— start Extracted entries —

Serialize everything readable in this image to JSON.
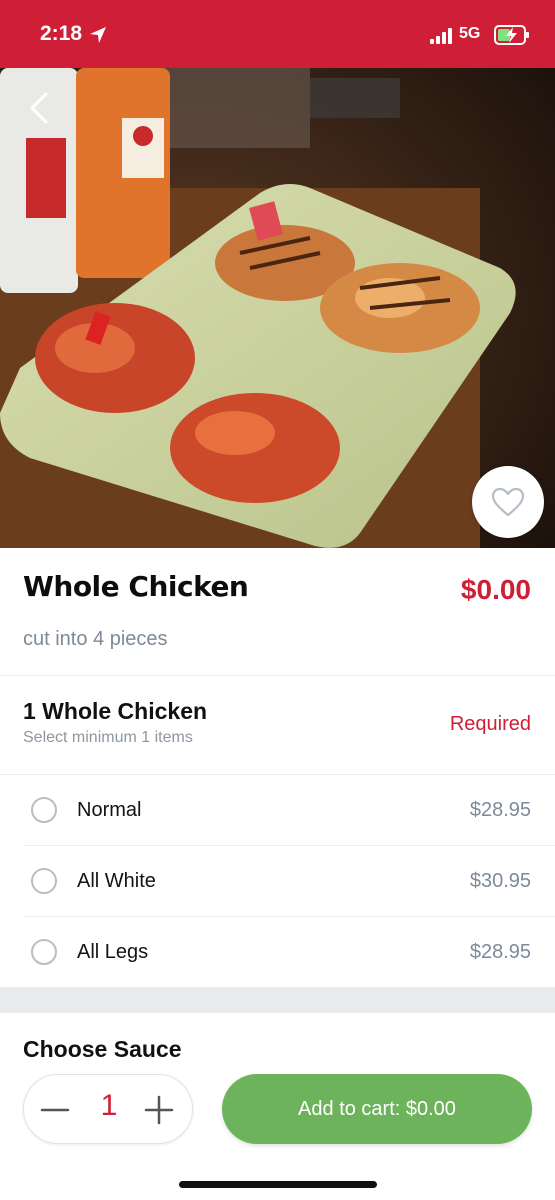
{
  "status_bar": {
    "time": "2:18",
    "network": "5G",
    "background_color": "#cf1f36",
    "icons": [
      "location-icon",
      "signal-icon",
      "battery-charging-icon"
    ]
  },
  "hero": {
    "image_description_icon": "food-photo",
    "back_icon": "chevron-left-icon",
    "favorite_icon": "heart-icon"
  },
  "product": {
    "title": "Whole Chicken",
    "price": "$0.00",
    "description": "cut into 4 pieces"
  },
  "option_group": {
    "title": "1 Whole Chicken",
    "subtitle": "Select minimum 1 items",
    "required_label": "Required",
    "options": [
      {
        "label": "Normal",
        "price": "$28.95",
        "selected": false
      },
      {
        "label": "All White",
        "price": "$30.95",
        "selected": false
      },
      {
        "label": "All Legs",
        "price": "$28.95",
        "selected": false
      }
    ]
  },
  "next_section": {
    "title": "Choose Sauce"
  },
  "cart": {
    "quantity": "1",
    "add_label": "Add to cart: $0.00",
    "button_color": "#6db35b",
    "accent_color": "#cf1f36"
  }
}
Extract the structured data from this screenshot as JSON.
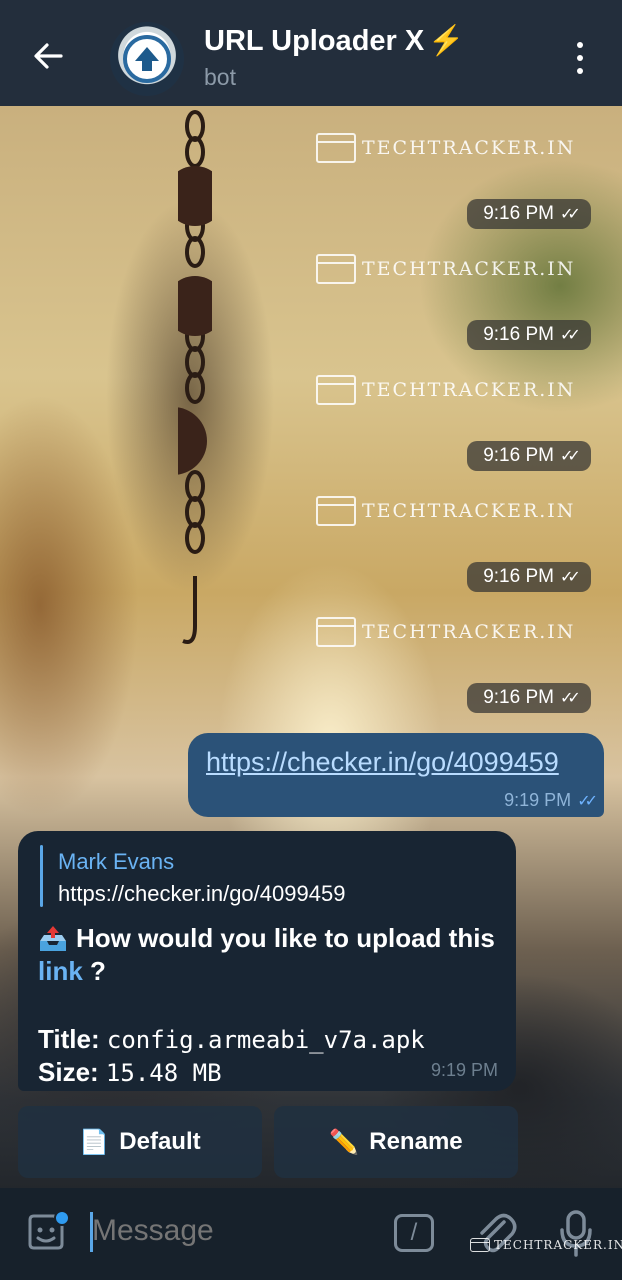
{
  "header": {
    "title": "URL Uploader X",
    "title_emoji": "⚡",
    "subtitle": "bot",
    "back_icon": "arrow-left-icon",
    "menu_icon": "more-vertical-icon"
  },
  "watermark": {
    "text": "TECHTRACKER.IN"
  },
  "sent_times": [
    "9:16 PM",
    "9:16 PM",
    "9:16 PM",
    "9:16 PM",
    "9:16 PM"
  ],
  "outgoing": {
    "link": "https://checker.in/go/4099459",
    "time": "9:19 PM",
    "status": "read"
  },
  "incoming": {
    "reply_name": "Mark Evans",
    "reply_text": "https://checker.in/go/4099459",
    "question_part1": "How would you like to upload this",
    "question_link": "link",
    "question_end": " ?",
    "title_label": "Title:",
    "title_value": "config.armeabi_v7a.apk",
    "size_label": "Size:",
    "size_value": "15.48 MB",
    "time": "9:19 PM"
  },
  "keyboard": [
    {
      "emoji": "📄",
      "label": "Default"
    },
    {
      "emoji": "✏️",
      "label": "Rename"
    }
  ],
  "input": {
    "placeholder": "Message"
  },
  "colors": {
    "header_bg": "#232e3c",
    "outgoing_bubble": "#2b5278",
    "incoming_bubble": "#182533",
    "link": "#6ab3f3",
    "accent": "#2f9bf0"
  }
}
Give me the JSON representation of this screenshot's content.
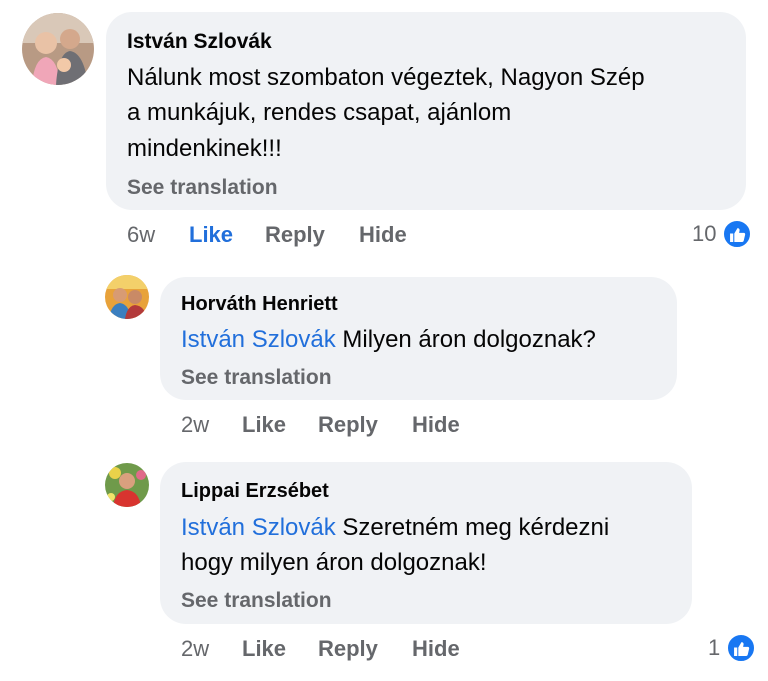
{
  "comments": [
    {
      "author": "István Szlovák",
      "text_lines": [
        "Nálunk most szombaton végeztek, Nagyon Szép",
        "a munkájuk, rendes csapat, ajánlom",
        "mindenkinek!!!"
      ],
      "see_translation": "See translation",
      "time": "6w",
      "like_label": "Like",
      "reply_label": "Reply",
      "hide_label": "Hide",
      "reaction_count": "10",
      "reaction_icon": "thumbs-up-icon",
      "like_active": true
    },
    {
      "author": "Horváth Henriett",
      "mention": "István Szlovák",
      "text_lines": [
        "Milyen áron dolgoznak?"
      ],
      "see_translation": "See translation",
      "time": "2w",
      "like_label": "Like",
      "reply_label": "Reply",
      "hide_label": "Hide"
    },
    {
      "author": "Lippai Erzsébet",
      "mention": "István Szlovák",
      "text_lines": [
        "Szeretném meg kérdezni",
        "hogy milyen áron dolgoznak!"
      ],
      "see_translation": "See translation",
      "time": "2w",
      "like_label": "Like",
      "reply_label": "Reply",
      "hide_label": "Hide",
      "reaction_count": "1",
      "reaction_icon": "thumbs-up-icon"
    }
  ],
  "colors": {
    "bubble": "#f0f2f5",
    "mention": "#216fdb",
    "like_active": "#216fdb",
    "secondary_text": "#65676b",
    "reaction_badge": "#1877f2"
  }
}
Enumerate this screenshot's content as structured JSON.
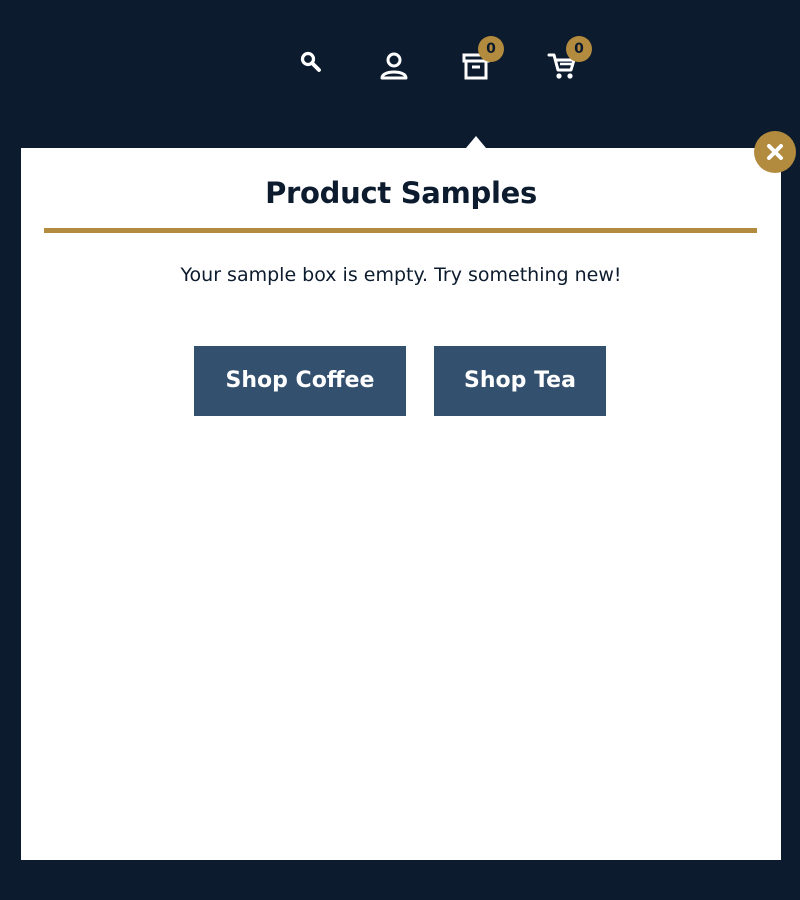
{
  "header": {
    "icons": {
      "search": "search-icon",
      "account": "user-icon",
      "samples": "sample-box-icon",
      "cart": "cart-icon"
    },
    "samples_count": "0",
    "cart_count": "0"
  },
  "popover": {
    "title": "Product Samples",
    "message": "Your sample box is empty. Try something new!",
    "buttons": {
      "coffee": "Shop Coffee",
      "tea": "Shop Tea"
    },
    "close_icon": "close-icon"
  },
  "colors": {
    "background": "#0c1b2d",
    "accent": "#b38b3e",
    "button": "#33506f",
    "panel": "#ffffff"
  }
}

— end Extracted entries —

## Given request
Give only the number of lines in the preceding material that contain the string "thumbs".

## Correct output
2